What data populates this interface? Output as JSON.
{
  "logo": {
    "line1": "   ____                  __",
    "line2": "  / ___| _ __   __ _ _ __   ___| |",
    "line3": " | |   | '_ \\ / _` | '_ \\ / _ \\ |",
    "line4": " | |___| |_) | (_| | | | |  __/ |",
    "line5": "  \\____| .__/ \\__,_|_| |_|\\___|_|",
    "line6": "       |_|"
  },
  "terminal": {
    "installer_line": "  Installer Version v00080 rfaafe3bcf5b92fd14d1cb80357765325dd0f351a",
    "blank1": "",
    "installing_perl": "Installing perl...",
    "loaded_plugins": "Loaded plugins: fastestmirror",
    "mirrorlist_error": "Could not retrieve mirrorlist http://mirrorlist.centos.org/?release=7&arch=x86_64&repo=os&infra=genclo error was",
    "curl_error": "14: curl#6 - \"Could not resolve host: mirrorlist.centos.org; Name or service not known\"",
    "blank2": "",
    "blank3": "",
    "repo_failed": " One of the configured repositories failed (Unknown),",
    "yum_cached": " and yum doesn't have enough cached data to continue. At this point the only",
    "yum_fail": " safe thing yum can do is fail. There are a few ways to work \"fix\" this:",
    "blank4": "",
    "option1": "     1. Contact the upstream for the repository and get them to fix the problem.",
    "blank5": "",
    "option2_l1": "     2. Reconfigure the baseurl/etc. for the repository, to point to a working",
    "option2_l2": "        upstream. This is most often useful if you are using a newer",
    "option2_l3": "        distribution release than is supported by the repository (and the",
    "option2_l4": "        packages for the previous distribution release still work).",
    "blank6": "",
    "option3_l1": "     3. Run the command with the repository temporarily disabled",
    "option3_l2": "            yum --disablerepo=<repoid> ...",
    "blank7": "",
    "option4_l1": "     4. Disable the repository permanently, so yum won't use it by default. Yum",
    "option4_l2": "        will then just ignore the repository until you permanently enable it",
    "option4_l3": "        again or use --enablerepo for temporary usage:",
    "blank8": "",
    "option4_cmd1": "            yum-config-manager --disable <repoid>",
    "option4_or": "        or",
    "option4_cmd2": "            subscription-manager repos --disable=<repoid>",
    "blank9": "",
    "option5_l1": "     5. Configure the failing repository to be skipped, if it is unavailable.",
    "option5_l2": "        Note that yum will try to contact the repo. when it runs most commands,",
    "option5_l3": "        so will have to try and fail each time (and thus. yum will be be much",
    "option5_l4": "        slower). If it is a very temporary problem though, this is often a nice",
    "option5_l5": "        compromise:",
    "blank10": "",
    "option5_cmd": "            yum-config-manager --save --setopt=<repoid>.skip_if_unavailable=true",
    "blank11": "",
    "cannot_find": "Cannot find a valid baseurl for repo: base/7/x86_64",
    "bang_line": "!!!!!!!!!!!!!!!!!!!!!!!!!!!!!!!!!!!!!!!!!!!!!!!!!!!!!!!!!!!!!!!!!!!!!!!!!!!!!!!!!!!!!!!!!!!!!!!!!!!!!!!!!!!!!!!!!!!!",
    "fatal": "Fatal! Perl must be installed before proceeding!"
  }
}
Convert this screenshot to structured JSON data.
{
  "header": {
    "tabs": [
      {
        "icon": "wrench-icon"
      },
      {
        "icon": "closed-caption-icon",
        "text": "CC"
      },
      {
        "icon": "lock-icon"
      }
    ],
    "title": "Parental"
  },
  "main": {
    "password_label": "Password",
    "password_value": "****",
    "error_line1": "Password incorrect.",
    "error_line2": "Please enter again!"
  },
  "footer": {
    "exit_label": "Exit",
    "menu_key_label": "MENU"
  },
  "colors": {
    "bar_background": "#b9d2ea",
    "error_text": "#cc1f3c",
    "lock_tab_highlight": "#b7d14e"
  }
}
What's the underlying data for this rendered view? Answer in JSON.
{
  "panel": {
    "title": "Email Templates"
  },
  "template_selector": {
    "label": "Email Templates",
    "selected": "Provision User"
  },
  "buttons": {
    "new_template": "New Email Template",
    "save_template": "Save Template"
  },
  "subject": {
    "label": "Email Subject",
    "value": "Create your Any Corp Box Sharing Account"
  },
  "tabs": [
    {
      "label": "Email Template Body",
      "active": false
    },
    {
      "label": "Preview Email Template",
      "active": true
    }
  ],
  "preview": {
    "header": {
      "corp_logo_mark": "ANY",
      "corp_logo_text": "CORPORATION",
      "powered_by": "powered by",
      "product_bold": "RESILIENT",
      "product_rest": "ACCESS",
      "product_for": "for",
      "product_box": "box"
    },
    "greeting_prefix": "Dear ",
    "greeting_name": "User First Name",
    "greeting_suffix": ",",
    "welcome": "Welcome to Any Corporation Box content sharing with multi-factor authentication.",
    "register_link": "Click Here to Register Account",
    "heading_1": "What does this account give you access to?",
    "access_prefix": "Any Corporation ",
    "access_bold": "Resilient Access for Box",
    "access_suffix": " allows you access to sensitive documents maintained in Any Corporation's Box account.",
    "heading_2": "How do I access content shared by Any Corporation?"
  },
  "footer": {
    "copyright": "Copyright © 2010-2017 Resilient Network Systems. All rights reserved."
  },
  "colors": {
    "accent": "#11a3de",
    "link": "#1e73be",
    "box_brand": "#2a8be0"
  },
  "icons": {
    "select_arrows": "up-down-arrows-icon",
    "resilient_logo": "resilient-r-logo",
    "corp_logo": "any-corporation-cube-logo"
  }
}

::::::::::

TASK INSTRUCTIONS
Please reproduce the entire listing, exactly as shown.

RIGHT ANSWER
What data populates this interface? Output as JSON.
{
  "logo": {
    "line1": "   ____                  __",
    "line2": "  / ___| _ __   __ _ _ __   ___| |",
    "line3": " | |   | '_ \\ / _` | '_ \\ / _ \\ |",
    "line4": " | |___| |_) | (_| | | | |  __/ |",
    "line5": "  \\____| .__/ \\__,_|_| |_|\\___|_|",
    "line6": "       |_|"
  },
  "terminal": {
    "installer_line": "  Installer Version v00080 rfaafe3bcf5b92fd14d1cb80357765325dd0f351a",
    "blank1": "",
    "installing_perl": "Installing perl...",
    "loaded_plugins": "Loaded plugins: fastestmirror",
    "mirrorlist_error": "Could not retrieve mirrorlist http://mirrorlist.centos.org/?release=7&arch=x86_64&repo=os&infra=genclo error was",
    "curl_error": "14: curl#6 - \"Could not resolve host: mirrorlist.centos.org; Name or service not known\"",
    "blank2": "",
    "blank3": "",
    "repo_failed": " One of the configured repositories failed (Unknown),",
    "yum_cached": " and yum doesn't have enough cached data to continue. At this point the only",
    "yum_fail": " safe thing yum can do is fail. There are a few ways to work \"fix\" this:",
    "blank4": "",
    "option1": "     1. Contact the upstream for the repository and get them to fix the problem.",
    "blank5": "",
    "option2_l1": "     2. Reconfigure the baseurl/etc. for the repository, to point to a working",
    "option2_l2": "        upstream. This is most often useful if you are using a newer",
    "option2_l3": "        distribution release than is supported by the repository (and the",
    "option2_l4": "        packages for the previous distribution release still work).",
    "blank6": "",
    "option3_l1": "     3. Run the command with the repository temporarily disabled",
    "option3_l2": "            yum --disablerepo=<repoid> ...",
    "blank7": "",
    "option4_l1": "     4. Disable the repository permanently, so yum won't use it by default. Yum",
    "option4_l2": "        will then just ignore the repository until you permanently enable it",
    "option4_l3": "        again or use --enablerepo for temporary usage:",
    "blank8": "",
    "option4_cmd1": "            yum-config-manager --disable <repoid>",
    "option4_or": "        or",
    "option4_cmd2": "            subscription-manager repos --disable=<repoid>",
    "blank9": "",
    "option5_l1": "     5. Configure the failing repository to be skipped, if it is unavailable.",
    "option5_l2": "        Note that yum will try to contact the repo. when it runs most commands,",
    "option5_l3": "        so will have to try and fail each time (and thus. yum will be be much",
    "option5_l4": "        slower). If it is a very temporary problem though, this is often a nice",
    "option5_l5": "        compromise:",
    "blank10": "",
    "option5_cmd": "            yum-config-manager --save --setopt=<repoid>.skip_if_unavailable=true",
    "blank11": "",
    "cannot_find": "Cannot find a valid baseurl for repo: base/7/x86_64",
    "bang_line": "!!!!!!!!!!!!!!!!!!!!!!!!!!!!!!!!!!!!!!!!!!!!!!!!!!!!!!!!!!!!!!!!!!!!!!!!!!!!!!!!!!!!!!!!!!!!!!!!!!!!!!!!!!!!!!!!!!!!",
    "fatal": "Fatal! Perl must be installed before proceeding!"
  }
}
Convert this screenshot to structured JSON data.
{
  "header": {
    "tabs": [
      {
        "icon": "wrench-icon"
      },
      {
        "icon": "closed-caption-icon",
        "text": "CC"
      },
      {
        "icon": "lock-icon"
      }
    ],
    "title": "Parental"
  },
  "main": {
    "password_label": "Password",
    "password_value": "****",
    "error_line1": "Password incorrect.",
    "error_line2": "Please enter again!"
  },
  "footer": {
    "exit_label": "Exit",
    "menu_key_label": "MENU"
  },
  "colors": {
    "bar_background": "#b9d2ea",
    "error_text": "#cc1f3c",
    "lock_tab_highlight": "#b7d14e"
  }
}
What's the underlying data for this rendered view? Answer in JSON.
{
  "panel": {
    "title": "Email Templates"
  },
  "template_selector": {
    "label": "Email Templates",
    "selected": "Provision User"
  },
  "buttons": {
    "new_template": "New Email Template",
    "save_template": "Save Template"
  },
  "subject": {
    "label": "Email Subject",
    "value": "Create your Any Corp Box Sharing Account"
  },
  "tabs": [
    {
      "label": "Email Template Body",
      "active": false
    },
    {
      "label": "Preview Email Template",
      "active": true
    }
  ],
  "preview": {
    "header": {
      "corp_logo_mark": "ANY",
      "corp_logo_text": "CORPORATION",
      "powered_by": "powered by",
      "product_bold": "RESILIENT",
      "product_rest": "ACCESS",
      "product_for": "for",
      "product_box": "box"
    },
    "greeting_prefix": "Dear ",
    "greeting_name": "User First Name",
    "greeting_suffix": ",",
    "welcome": "Welcome to Any Corporation Box content sharing with multi-factor authentication.",
    "register_link": "Click Here to Register Account",
    "heading_1": "What does this account give you access to?",
    "access_prefix": "Any Corporation ",
    "access_bold": "Resilient Access for Box",
    "access_suffix": " allows you access to sensitive documents maintained in Any Corporation's Box account.",
    "heading_2": "How do I access content shared by Any Corporation?"
  },
  "footer": {
    "copyright": "Copyright © 2010-2017 Resilient Network Systems. All rights reserved."
  },
  "colors": {
    "accent": "#11a3de",
    "link": "#1e73be",
    "box_brand": "#2a8be0"
  },
  "icons": {
    "select_arrows": "up-down-arrows-icon",
    "resilient_logo": "resilient-r-logo",
    "corp_logo": "any-corporation-cube-logo"
  }
}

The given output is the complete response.